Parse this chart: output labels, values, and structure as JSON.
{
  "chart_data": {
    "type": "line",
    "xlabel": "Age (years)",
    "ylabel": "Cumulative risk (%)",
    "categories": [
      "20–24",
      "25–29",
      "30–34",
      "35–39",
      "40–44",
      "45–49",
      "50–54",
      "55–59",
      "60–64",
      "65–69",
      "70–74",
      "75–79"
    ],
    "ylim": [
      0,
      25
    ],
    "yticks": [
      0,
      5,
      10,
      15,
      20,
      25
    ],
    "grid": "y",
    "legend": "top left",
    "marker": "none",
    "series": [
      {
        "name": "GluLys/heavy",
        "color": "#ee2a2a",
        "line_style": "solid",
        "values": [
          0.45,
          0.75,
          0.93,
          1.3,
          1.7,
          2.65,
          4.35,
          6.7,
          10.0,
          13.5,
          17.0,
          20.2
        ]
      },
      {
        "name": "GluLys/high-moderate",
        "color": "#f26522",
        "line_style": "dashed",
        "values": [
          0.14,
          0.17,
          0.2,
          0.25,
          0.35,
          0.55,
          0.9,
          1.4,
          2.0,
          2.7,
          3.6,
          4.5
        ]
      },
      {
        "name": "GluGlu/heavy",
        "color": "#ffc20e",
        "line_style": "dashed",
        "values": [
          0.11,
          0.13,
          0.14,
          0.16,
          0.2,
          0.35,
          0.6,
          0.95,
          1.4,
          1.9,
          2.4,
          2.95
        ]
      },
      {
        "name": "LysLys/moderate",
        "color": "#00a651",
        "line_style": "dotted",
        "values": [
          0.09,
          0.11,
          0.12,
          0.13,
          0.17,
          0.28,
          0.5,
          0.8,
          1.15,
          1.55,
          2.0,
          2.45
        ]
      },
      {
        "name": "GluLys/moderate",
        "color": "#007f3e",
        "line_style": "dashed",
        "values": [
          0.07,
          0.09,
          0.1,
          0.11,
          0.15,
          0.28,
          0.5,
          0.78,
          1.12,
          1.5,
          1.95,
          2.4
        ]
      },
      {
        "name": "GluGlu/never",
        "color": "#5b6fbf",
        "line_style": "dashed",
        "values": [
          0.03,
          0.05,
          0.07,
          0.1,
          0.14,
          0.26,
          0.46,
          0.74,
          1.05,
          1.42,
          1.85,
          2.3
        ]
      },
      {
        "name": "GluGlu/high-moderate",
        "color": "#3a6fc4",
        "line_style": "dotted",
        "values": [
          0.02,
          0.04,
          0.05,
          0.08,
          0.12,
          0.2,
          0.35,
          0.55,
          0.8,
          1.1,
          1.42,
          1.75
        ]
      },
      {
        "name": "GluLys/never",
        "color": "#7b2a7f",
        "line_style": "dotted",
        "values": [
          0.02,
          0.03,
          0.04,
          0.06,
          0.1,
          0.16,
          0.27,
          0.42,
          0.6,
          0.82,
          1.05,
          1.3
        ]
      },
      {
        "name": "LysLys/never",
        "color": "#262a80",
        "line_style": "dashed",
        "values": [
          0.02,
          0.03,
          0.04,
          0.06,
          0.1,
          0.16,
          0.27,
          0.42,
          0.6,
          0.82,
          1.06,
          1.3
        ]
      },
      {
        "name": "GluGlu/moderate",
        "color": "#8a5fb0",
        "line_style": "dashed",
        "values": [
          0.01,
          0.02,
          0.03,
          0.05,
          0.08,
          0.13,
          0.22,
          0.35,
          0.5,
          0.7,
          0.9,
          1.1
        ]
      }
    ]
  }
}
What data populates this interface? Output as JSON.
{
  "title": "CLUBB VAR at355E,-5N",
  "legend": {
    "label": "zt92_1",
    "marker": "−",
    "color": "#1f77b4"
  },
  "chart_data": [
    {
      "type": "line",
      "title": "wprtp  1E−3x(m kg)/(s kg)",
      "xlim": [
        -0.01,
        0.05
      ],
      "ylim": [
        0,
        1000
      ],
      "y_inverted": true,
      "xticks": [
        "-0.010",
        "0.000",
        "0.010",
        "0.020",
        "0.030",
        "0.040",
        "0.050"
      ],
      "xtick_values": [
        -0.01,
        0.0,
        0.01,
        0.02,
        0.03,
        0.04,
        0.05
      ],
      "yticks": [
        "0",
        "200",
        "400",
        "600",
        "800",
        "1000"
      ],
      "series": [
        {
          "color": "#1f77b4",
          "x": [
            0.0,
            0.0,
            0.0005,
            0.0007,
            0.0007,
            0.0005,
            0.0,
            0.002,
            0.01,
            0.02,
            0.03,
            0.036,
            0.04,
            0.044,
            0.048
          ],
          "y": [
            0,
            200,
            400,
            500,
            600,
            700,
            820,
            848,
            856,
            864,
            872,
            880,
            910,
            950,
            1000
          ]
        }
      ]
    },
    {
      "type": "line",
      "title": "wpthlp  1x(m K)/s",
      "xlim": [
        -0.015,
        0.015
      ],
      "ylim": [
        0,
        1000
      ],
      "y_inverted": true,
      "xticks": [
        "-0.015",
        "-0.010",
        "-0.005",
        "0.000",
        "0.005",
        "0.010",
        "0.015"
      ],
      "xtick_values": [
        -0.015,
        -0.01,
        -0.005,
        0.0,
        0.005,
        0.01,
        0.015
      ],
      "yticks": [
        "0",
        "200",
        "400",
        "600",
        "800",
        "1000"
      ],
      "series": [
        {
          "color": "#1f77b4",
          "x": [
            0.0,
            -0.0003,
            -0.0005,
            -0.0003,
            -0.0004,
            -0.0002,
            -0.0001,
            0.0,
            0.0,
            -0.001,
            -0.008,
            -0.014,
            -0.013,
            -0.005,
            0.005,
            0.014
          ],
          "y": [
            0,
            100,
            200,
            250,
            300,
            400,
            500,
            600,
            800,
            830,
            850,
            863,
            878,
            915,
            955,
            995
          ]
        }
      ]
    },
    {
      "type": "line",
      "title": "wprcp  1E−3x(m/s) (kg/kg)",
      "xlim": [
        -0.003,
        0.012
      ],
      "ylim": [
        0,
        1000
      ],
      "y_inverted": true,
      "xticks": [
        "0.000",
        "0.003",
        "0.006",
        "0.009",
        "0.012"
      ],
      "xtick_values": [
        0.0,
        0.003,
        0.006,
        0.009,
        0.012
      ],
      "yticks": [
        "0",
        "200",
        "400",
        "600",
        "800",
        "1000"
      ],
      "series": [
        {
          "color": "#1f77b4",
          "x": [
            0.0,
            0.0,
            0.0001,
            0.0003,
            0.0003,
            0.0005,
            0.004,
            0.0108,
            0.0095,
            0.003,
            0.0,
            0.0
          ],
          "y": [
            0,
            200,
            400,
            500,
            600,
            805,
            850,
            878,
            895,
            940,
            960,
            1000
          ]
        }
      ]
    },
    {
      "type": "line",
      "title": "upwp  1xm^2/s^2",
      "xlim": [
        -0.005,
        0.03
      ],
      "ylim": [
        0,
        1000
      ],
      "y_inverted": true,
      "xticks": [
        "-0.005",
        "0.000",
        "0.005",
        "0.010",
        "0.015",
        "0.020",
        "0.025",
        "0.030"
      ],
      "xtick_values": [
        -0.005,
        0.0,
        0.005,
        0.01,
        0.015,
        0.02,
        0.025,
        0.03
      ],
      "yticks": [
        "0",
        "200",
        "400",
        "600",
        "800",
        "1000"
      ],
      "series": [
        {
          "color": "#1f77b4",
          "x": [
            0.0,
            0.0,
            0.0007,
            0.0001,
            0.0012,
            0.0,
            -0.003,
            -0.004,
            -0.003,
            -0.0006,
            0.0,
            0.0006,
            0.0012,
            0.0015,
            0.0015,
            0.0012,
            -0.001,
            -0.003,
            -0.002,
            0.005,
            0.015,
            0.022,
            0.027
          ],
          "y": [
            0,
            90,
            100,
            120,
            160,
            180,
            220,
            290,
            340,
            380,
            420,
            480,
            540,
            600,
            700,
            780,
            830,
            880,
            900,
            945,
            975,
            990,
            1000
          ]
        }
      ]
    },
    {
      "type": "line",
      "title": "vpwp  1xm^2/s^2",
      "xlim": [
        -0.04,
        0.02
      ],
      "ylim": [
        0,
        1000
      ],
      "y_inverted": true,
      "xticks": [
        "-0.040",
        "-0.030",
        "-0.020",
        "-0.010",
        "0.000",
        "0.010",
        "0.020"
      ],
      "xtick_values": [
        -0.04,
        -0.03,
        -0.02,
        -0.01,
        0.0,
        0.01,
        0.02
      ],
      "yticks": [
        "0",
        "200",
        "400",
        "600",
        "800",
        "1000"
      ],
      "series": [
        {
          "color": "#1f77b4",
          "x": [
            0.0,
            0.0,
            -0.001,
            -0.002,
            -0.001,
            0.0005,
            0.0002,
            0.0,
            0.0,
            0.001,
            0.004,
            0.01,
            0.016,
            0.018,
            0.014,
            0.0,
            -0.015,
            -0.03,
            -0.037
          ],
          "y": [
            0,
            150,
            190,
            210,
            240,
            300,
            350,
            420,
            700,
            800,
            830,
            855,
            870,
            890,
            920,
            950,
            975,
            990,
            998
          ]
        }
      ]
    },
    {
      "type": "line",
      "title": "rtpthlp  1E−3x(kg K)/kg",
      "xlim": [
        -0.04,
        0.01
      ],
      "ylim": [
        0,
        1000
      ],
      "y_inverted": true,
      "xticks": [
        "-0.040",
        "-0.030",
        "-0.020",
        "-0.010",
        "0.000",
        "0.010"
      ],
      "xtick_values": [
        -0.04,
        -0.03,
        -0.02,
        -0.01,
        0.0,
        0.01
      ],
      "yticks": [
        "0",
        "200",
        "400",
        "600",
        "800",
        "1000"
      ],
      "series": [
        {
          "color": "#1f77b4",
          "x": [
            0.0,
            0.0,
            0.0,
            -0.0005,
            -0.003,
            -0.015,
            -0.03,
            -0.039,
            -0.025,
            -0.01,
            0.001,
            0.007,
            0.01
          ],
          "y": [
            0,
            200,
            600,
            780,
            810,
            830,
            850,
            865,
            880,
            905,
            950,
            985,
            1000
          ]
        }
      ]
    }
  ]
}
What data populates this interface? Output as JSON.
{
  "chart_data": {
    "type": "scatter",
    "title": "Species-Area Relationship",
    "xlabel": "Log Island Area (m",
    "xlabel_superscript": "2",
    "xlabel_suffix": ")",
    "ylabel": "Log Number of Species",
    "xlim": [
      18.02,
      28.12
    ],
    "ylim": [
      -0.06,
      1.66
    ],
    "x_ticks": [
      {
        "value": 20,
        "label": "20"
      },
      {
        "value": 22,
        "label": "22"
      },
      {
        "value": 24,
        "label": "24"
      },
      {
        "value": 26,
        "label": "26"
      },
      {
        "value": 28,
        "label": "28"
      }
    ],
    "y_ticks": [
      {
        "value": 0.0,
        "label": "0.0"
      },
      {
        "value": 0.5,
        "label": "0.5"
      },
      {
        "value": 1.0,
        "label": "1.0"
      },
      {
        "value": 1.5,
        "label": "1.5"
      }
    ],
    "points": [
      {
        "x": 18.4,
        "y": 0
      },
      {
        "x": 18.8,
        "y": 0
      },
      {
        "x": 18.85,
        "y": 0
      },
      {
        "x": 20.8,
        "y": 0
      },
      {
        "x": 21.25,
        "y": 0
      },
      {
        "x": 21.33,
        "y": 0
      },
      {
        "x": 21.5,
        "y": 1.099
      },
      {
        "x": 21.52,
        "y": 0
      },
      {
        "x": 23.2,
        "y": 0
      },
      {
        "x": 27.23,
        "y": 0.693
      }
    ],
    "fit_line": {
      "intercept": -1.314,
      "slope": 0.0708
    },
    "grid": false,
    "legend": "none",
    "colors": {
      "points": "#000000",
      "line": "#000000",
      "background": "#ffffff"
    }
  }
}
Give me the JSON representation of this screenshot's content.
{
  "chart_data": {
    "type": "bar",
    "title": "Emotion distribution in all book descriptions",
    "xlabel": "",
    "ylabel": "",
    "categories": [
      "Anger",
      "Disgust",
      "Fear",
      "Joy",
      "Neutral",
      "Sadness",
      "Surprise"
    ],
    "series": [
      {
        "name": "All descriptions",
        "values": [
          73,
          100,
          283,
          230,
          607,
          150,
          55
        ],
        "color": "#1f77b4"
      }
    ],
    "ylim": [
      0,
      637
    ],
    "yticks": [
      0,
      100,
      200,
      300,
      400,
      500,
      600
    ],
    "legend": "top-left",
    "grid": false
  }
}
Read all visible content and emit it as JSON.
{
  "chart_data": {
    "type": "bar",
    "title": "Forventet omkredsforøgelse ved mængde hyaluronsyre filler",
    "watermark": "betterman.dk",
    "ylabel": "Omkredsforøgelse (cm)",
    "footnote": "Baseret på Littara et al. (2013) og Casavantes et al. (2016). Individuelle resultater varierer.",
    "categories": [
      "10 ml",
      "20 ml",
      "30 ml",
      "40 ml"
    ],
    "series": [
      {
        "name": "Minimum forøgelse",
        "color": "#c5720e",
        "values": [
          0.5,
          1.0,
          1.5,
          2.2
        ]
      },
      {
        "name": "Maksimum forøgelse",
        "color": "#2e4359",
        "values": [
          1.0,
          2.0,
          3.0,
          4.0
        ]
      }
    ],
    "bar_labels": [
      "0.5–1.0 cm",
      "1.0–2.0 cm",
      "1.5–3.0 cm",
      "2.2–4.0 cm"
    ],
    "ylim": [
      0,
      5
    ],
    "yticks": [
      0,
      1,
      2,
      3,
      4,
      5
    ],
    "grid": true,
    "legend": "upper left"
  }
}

───

Select and copy each line from the data that includes the word "content".

Give me the JSON representation of this screenshot's content.
Read all visible content and emit it as JSON.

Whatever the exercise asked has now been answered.